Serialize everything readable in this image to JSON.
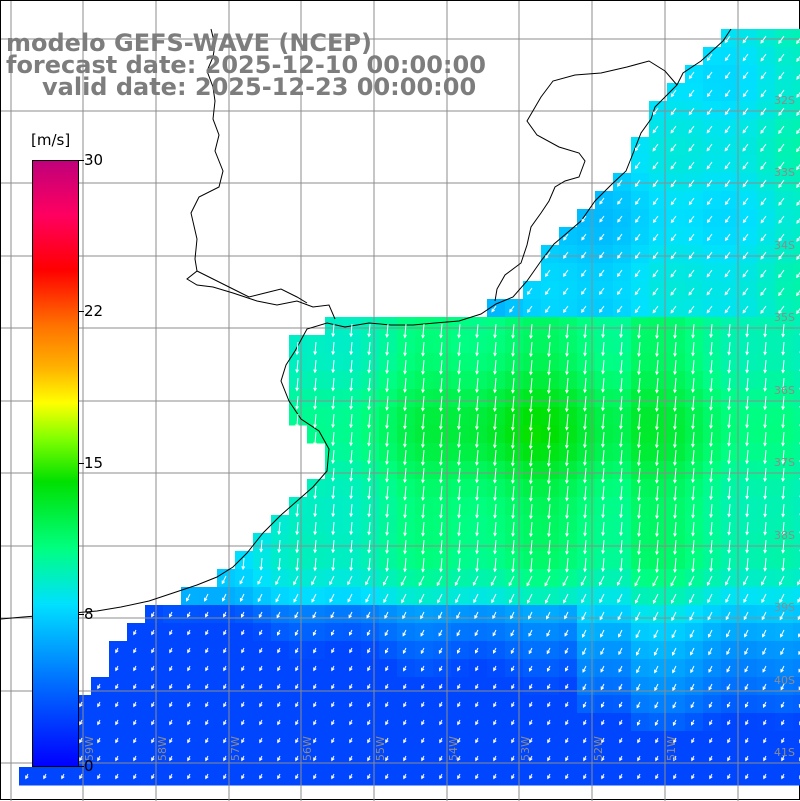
{
  "title": {
    "line1": "modelo GEFS-WAVE (NCEP)",
    "line2": "forecast date: 2025-12-10 00:00:00",
    "line3": "valid date: 2025-12-23 00:00:00"
  },
  "colorbar": {
    "unit": "[m/s]",
    "ticks": [
      "30",
      "22",
      "15",
      "8",
      "0"
    ],
    "range": [
      0,
      30
    ]
  },
  "lat_labels": [
    "32S",
    "33S",
    "34S",
    "35S",
    "36S",
    "37S",
    "38S",
    "39S",
    "40S",
    "41S"
  ],
  "lon_labels": [
    "59W",
    "58W",
    "57W",
    "56W",
    "55W",
    "54W",
    "53W",
    "52W",
    "51W"
  ],
  "colors": {
    "land": "#ffffff",
    "grid": "#8c8c8c",
    "coast": "#000000",
    "arrow": "#ffffff",
    "title": "#7d7d7d"
  }
}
· · ·
### Work required
Transcribe all of the records above character for character. Exclude the pictures.

### Response for this exercise
Serialize everything readable in this image to JSON.
{
  "title": {
    "line1": "modelo GEFS-WAVE (NCEP)",
    "line2": "forecast date: 2025-12-10 00:00:00",
    "line3": "valid date: 2025-12-23 00:00:00"
  },
  "colorbar": {
    "unit": "[m/s]",
    "ticks": [
      "30",
      "22",
      "15",
      "8",
      "0"
    ],
    "range": [
      0,
      30
    ]
  },
  "lat_labels": [
    "32S",
    "33S",
    "34S",
    "35S",
    "36S",
    "37S",
    "38S",
    "39S",
    "40S",
    "41S"
  ],
  "lon_labels": [
    "59W",
    "58W",
    "57W",
    "56W",
    "55W",
    "54W",
    "53W",
    "52W",
    "51W"
  ],
  "colors": {
    "land": "#ffffff",
    "grid": "#8c8c8c",
    "coast": "#000000",
    "arrow": "#ffffff",
    "title": "#7d7d7d"
  }
}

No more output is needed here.